# Items
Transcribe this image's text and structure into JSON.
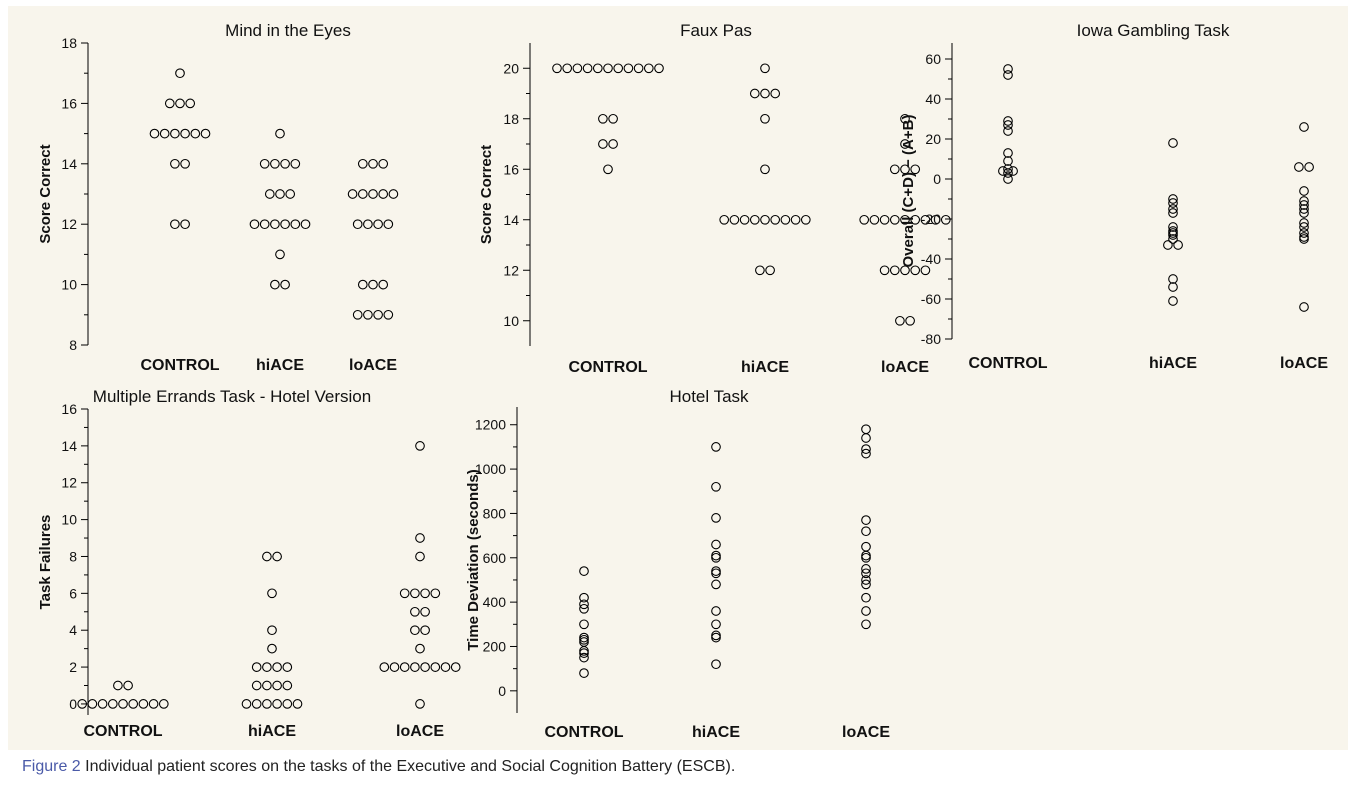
{
  "caption": {
    "label": "Figure 2",
    "text": " Individual patient scores on the tasks of the Executive and Social Cognition Battery (ESCB)."
  },
  "colors": {
    "panel_background": "#f8f5ec",
    "marker_stroke": "#000000",
    "caption_label": "#4a5aa8"
  },
  "chart_data": [
    {
      "type": "scatter",
      "title": "Mind in the Eyes",
      "ylabel": "Score Correct",
      "categories": [
        "CONTROL",
        "hiACE",
        "loACE"
      ],
      "ylim": [
        8,
        18
      ],
      "yticks": [
        8,
        10,
        12,
        14,
        16,
        18
      ],
      "groups": [
        [
          17,
          16,
          16,
          16,
          15,
          15,
          15,
          15,
          15,
          15,
          14,
          14,
          12,
          12
        ],
        [
          15,
          14,
          14,
          14,
          14,
          13,
          13,
          13,
          12,
          12,
          12,
          12,
          12,
          12,
          11,
          10,
          10
        ],
        [
          14,
          14,
          14,
          13,
          13,
          13,
          13,
          13,
          12,
          12,
          12,
          12,
          10,
          10,
          10,
          9,
          9,
          9,
          9
        ]
      ]
    },
    {
      "type": "scatter",
      "title": "Faux Pas",
      "ylabel": "Score Correct",
      "categories": [
        "CONTROL",
        "hiACE",
        "loACE"
      ],
      "ylim": [
        9,
        21
      ],
      "yticks": [
        10,
        12,
        14,
        16,
        18,
        20
      ],
      "groups": [
        [
          20,
          20,
          20,
          20,
          20,
          20,
          20,
          20,
          20,
          20,
          20,
          18,
          18,
          17,
          17,
          16
        ],
        [
          20,
          19,
          19,
          19,
          18,
          16,
          14,
          14,
          14,
          14,
          14,
          14,
          14,
          14,
          14,
          12,
          12
        ],
        [
          18,
          17,
          16,
          16,
          16,
          14,
          14,
          14,
          14,
          14,
          14,
          14,
          14,
          14,
          12,
          12,
          12,
          12,
          12,
          10,
          10
        ]
      ]
    },
    {
      "type": "scatter",
      "title": "Iowa Gambling Task",
      "ylabel": "Overall (C+D) − (A+B)",
      "categories": [
        "CONTROL",
        "hiACE",
        "loACE"
      ],
      "ylim": [
        -80,
        68
      ],
      "yticks": [
        -80,
        -60,
        -40,
        -20,
        0,
        20,
        40,
        60
      ],
      "groups": [
        [
          55,
          52,
          29,
          27,
          24,
          13,
          9,
          5,
          4,
          4,
          3,
          0
        ],
        [
          18,
          -10,
          -12,
          -15,
          -17,
          -24,
          -26,
          -27,
          -28,
          -30,
          -33,
          -33,
          -50,
          -54,
          -61
        ],
        [
          26,
          6,
          6,
          -6,
          -11,
          -13,
          -15,
          -17,
          -22,
          -24,
          -27,
          -29,
          -30,
          -64
        ]
      ]
    },
    {
      "type": "scatter",
      "title": "Multiple Errands Task - Hotel Version",
      "ylabel": "Task Failures",
      "categories": [
        "CONTROL",
        "hiACE",
        "loACE"
      ],
      "ylim": [
        -0.6,
        16
      ],
      "yticks": [
        0,
        2,
        4,
        6,
        8,
        10,
        12,
        14,
        16
      ],
      "groups": [
        [
          1,
          1,
          0,
          0,
          0,
          0,
          0,
          0,
          0,
          0,
          0
        ],
        [
          8,
          8,
          6,
          4,
          3,
          2,
          2,
          2,
          2,
          1,
          1,
          1,
          1,
          0,
          0,
          0,
          0,
          0,
          0
        ],
        [
          14,
          9,
          8,
          6,
          6,
          6,
          6,
          5,
          5,
          4,
          4,
          3,
          2,
          2,
          2,
          2,
          2,
          2,
          2,
          2,
          0
        ]
      ]
    },
    {
      "type": "scatter",
      "title": "Hotel Task",
      "ylabel": "Time Deviation (seconds)",
      "categories": [
        "CONTROL",
        "hiACE",
        "loACE"
      ],
      "ylim": [
        -100,
        1280
      ],
      "yticks": [
        0,
        200,
        400,
        600,
        800,
        1000,
        1200
      ],
      "groups": [
        [
          540,
          420,
          390,
          370,
          300,
          240,
          230,
          220,
          180,
          170,
          150,
          80
        ],
        [
          1100,
          920,
          780,
          660,
          610,
          600,
          540,
          530,
          480,
          360,
          300,
          250,
          240,
          120
        ],
        [
          1180,
          1140,
          1090,
          1070,
          770,
          720,
          650,
          610,
          600,
          550,
          530,
          500,
          480,
          420,
          360,
          300
        ]
      ]
    }
  ]
}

# Work to do
Reproduce all the entries that precede this task, word for word, minus any pictures.

# Correct response
Transcribe this image's text and structure into JSON.
{
  "caption": {
    "label": "Figure 2",
    "text": " Individual patient scores on the tasks of the Executive and Social Cognition Battery (ESCB)."
  },
  "colors": {
    "panel_background": "#f8f5ec",
    "marker_stroke": "#000000",
    "caption_label": "#4a5aa8"
  },
  "chart_data": [
    {
      "type": "scatter",
      "title": "Mind in the Eyes",
      "ylabel": "Score Correct",
      "categories": [
        "CONTROL",
        "hiACE",
        "loACE"
      ],
      "ylim": [
        8,
        18
      ],
      "yticks": [
        8,
        10,
        12,
        14,
        16,
        18
      ],
      "groups": [
        [
          17,
          16,
          16,
          16,
          15,
          15,
          15,
          15,
          15,
          15,
          14,
          14,
          12,
          12
        ],
        [
          15,
          14,
          14,
          14,
          14,
          13,
          13,
          13,
          12,
          12,
          12,
          12,
          12,
          12,
          11,
          10,
          10
        ],
        [
          14,
          14,
          14,
          13,
          13,
          13,
          13,
          13,
          12,
          12,
          12,
          12,
          10,
          10,
          10,
          9,
          9,
          9,
          9
        ]
      ]
    },
    {
      "type": "scatter",
      "title": "Faux Pas",
      "ylabel": "Score Correct",
      "categories": [
        "CONTROL",
        "hiACE",
        "loACE"
      ],
      "ylim": [
        9,
        21
      ],
      "yticks": [
        10,
        12,
        14,
        16,
        18,
        20
      ],
      "groups": [
        [
          20,
          20,
          20,
          20,
          20,
          20,
          20,
          20,
          20,
          20,
          20,
          18,
          18,
          17,
          17,
          16
        ],
        [
          20,
          19,
          19,
          19,
          18,
          16,
          14,
          14,
          14,
          14,
          14,
          14,
          14,
          14,
          14,
          12,
          12
        ],
        [
          18,
          17,
          16,
          16,
          16,
          14,
          14,
          14,
          14,
          14,
          14,
          14,
          14,
          14,
          12,
          12,
          12,
          12,
          12,
          10,
          10
        ]
      ]
    },
    {
      "type": "scatter",
      "title": "Iowa Gambling Task",
      "ylabel": "Overall (C+D) − (A+B)",
      "categories": [
        "CONTROL",
        "hiACE",
        "loACE"
      ],
      "ylim": [
        -80,
        68
      ],
      "yticks": [
        -80,
        -60,
        -40,
        -20,
        0,
        20,
        40,
        60
      ],
      "groups": [
        [
          55,
          52,
          29,
          27,
          24,
          13,
          9,
          5,
          4,
          4,
          3,
          0
        ],
        [
          18,
          -10,
          -12,
          -15,
          -17,
          -24,
          -26,
          -27,
          -28,
          -30,
          -33,
          -33,
          -50,
          -54,
          -61
        ],
        [
          26,
          6,
          6,
          -6,
          -11,
          -13,
          -15,
          -17,
          -22,
          -24,
          -27,
          -29,
          -30,
          -64
        ]
      ]
    },
    {
      "type": "scatter",
      "title": "Multiple Errands Task - Hotel Version",
      "ylabel": "Task Failures",
      "categories": [
        "CONTROL",
        "hiACE",
        "loACE"
      ],
      "ylim": [
        -0.6,
        16
      ],
      "yticks": [
        0,
        2,
        4,
        6,
        8,
        10,
        12,
        14,
        16
      ],
      "groups": [
        [
          1,
          1,
          0,
          0,
          0,
          0,
          0,
          0,
          0,
          0,
          0
        ],
        [
          8,
          8,
          6,
          4,
          3,
          2,
          2,
          2,
          2,
          1,
          1,
          1,
          1,
          0,
          0,
          0,
          0,
          0,
          0
        ],
        [
          14,
          9,
          8,
          6,
          6,
          6,
          6,
          5,
          5,
          4,
          4,
          3,
          2,
          2,
          2,
          2,
          2,
          2,
          2,
          2,
          0
        ]
      ]
    },
    {
      "type": "scatter",
      "title": "Hotel Task",
      "ylabel": "Time Deviation (seconds)",
      "categories": [
        "CONTROL",
        "hiACE",
        "loACE"
      ],
      "ylim": [
        -100,
        1280
      ],
      "yticks": [
        0,
        200,
        400,
        600,
        800,
        1000,
        1200
      ],
      "groups": [
        [
          540,
          420,
          390,
          370,
          300,
          240,
          230,
          220,
          180,
          170,
          150,
          80
        ],
        [
          1100,
          920,
          780,
          660,
          610,
          600,
          540,
          530,
          480,
          360,
          300,
          250,
          240,
          120
        ],
        [
          1180,
          1140,
          1090,
          1070,
          770,
          720,
          650,
          610,
          600,
          550,
          530,
          500,
          480,
          420,
          360,
          300
        ]
      ]
    }
  ]
}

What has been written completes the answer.